Alleged Thefts Before and After Arrest
When Stamp was arrested in early November, a state official told the Nebraska Supreme Court Commission on Guardianships and Conservatorships that she served as guardian and/or Social Security payee — a federal designation that granted her access to clients’ government benefits — in approximately 77 cases. A State Patrol search warrant filed in York County accused Stamp of moving money from the accounts of four additional Nebraskans, and a patrol spokesman said the agency is looking for more victims.
In at least one case, the alleged financial abuse did not stop after Stamp was charged. A Merrick County judge had waived required credit and criminal history checks in October 2024 to appoint Stamp as guardian for a 46-year-old man diagnosed with borderline personality disorder. In December 2025 — nearly a month after Stamp’s arrest — she allegedly wrote an $810 check to herself from the man’s account, according to an attorney’s court filing. The man told his attorney that Stamp cashed the check and kept $400 for herself on Dec. 5, at least three weeks after courts had been notified of the charges against her.

→ **Exercises to complete**
• 1. Please explain, in one to three sentences, why the passage says the alleged financial abuse in at least one case did not stop after Stamp was charged.
• 2. Rewrite the part of the passage that opens with the words containing "Alleged Thefts Before" and closes with "for more victims.", swapping "approximately" for "about".
The material after this line has nothing to do with the passage.

→ **Given entries**

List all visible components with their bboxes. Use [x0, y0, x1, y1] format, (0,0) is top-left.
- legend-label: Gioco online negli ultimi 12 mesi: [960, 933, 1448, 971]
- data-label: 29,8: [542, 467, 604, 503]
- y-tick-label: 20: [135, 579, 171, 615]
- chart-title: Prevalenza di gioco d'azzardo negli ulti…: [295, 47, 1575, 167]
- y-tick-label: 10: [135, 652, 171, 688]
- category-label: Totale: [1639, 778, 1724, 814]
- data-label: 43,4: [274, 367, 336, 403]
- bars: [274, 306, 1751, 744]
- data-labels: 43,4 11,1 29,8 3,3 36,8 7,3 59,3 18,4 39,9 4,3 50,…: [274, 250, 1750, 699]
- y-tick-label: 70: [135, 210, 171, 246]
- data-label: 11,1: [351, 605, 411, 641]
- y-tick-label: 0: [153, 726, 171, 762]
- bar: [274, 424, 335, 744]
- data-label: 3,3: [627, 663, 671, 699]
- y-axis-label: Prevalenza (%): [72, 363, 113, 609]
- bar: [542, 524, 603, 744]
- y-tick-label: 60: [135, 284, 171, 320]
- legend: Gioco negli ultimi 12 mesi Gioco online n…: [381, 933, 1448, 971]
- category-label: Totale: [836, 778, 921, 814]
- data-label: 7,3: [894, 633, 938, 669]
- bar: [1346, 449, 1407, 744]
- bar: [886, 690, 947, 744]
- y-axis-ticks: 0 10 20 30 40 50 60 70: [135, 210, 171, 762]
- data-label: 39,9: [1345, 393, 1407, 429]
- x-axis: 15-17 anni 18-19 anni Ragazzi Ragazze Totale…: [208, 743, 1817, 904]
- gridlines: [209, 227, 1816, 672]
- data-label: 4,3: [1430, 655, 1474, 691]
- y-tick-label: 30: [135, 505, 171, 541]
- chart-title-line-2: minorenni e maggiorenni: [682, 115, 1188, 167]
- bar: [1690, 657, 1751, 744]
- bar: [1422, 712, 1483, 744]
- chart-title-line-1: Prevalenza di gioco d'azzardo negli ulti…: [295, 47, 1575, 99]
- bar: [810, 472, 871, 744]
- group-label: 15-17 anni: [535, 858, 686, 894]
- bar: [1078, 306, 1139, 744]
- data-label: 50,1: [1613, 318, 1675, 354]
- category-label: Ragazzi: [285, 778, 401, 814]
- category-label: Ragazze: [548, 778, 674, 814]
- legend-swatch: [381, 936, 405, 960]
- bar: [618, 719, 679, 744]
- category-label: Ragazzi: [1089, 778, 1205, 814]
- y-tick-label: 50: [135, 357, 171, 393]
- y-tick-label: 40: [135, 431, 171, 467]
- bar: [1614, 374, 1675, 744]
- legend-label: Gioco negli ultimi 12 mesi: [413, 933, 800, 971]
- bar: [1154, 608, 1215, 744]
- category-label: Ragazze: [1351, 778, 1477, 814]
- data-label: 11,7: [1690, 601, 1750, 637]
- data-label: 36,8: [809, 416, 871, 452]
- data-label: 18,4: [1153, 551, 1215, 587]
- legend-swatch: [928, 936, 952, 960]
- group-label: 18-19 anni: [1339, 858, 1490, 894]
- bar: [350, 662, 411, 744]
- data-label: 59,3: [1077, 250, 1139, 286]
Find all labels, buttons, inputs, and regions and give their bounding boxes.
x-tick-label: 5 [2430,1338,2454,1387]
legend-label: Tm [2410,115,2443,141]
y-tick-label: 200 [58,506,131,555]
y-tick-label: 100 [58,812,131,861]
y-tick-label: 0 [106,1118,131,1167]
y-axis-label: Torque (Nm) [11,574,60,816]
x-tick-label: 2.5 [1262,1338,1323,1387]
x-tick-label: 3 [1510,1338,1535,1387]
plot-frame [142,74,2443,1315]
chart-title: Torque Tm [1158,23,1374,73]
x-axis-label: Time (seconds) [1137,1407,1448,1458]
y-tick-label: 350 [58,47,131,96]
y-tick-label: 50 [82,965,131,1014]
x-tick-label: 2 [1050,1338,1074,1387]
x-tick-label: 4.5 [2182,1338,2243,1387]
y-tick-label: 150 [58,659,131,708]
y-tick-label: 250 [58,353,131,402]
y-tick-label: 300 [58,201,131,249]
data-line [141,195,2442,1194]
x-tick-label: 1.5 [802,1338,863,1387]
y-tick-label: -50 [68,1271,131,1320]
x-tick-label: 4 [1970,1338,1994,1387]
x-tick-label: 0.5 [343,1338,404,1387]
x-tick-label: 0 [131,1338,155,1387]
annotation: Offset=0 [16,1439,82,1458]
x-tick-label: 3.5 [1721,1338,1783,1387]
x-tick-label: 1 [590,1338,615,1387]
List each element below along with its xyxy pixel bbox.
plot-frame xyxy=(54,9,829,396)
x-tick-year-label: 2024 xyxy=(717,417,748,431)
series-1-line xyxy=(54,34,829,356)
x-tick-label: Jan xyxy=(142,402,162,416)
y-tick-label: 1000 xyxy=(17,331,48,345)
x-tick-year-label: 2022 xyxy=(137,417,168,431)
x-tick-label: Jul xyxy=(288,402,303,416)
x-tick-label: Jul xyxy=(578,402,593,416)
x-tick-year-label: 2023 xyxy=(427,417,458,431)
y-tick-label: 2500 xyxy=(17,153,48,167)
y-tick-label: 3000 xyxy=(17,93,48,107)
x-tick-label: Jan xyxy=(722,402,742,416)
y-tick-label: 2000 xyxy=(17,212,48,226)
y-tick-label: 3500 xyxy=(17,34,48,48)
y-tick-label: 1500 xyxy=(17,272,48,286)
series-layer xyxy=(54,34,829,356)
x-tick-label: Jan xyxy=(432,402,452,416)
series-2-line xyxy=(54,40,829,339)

→ **Task-by-task solutions**
• 1. According to an attorney's court filing, in December 2025, nearly a month after her arrest, Stamp allegedly wrote an $810 check to herself from the account of a 46-year-old man for whom she was guardian. The man told his attorney that she cashed the check and kept $400 for herself on Dec. 5, at least three weeks after courts had been notified of the charges against her.

• 2.
Alleged Thefts Before and After Arrest
When Stamp was arrested in early November, a state official told the Nebraska Supreme Court Commission on Guardianships and Conservatorships that she served as guardian and/or Social Security payee — a federal designation that granted her access to clients’ government benefits — in about 77 cases. A State Patrol search warrant filed in York County accused Stamp of moving money from the accounts of four additional Nebraskans, and a patrol spokesman said the agency is looking for more victims.